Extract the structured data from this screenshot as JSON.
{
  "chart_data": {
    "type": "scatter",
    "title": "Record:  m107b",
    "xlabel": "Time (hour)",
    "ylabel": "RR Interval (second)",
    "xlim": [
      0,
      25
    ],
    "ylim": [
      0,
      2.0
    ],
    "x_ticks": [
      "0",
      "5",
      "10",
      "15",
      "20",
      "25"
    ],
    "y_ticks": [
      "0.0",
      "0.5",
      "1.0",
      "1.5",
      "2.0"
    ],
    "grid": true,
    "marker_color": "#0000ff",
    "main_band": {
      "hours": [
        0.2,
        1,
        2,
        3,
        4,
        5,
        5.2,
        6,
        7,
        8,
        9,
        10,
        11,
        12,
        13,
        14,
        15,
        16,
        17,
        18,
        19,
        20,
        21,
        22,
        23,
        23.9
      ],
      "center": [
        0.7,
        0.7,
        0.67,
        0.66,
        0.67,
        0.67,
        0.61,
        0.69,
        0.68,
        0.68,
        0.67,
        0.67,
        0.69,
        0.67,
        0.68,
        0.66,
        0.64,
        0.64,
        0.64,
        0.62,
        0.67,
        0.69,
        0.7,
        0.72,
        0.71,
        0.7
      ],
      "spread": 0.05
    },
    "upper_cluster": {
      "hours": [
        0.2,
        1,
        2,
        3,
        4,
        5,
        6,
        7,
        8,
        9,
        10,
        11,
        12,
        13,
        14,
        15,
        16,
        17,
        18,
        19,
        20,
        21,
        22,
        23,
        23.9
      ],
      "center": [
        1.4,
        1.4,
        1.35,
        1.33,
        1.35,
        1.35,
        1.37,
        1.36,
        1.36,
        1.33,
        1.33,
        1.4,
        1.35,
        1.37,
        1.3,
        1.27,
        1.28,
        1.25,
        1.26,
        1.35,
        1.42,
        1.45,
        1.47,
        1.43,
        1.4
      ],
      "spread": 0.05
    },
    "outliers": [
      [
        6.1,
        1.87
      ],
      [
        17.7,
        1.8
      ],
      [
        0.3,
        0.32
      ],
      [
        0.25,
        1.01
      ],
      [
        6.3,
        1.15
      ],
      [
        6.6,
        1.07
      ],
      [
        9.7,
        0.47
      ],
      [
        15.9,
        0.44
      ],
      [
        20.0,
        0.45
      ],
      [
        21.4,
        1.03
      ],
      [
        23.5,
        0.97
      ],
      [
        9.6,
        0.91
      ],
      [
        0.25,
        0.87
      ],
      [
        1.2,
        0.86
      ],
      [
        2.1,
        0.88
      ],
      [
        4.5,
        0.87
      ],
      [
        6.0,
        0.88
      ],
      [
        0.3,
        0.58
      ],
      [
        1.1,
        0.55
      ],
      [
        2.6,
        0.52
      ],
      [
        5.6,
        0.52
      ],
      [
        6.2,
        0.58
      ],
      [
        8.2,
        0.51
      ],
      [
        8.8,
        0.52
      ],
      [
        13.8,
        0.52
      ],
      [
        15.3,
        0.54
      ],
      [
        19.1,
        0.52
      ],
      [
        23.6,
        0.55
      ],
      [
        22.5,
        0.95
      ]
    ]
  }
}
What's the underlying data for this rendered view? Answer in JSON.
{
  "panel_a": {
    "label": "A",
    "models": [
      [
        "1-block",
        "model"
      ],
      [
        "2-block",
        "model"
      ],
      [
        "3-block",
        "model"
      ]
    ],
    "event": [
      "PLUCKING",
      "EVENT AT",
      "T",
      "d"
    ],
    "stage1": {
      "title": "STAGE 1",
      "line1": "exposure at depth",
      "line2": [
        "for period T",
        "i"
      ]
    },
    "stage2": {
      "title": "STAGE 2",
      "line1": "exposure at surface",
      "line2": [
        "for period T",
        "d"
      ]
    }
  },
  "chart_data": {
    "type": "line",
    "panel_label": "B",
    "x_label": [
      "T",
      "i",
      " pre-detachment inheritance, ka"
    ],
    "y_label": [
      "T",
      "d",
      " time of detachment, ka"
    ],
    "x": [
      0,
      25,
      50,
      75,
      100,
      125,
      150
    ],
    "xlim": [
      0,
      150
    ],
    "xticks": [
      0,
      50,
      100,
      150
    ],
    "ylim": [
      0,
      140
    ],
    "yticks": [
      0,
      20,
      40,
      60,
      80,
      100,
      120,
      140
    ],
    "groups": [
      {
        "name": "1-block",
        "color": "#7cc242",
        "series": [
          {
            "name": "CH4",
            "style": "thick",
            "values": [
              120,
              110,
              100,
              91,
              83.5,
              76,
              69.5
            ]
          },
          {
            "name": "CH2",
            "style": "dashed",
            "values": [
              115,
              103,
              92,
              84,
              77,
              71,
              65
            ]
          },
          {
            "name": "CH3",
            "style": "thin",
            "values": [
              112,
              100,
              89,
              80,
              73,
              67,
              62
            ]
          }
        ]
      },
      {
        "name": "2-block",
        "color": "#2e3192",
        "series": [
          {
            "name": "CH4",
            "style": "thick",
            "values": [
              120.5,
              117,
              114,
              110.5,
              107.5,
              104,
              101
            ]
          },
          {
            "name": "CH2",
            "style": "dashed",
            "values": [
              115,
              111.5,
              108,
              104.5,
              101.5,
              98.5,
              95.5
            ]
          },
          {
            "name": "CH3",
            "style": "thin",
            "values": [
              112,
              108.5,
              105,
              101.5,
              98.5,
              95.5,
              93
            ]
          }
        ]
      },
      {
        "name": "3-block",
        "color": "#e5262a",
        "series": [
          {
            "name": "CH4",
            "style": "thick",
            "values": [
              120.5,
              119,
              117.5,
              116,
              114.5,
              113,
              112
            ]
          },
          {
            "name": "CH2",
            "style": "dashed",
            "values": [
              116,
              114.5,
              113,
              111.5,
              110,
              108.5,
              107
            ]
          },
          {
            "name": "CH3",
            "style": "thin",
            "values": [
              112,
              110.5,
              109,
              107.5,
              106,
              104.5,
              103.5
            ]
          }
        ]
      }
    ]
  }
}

● ● ●

Tally the lines of the listing above that include the word "JSON". Answer with the number alone.

WRITTEN RESPONSE: 2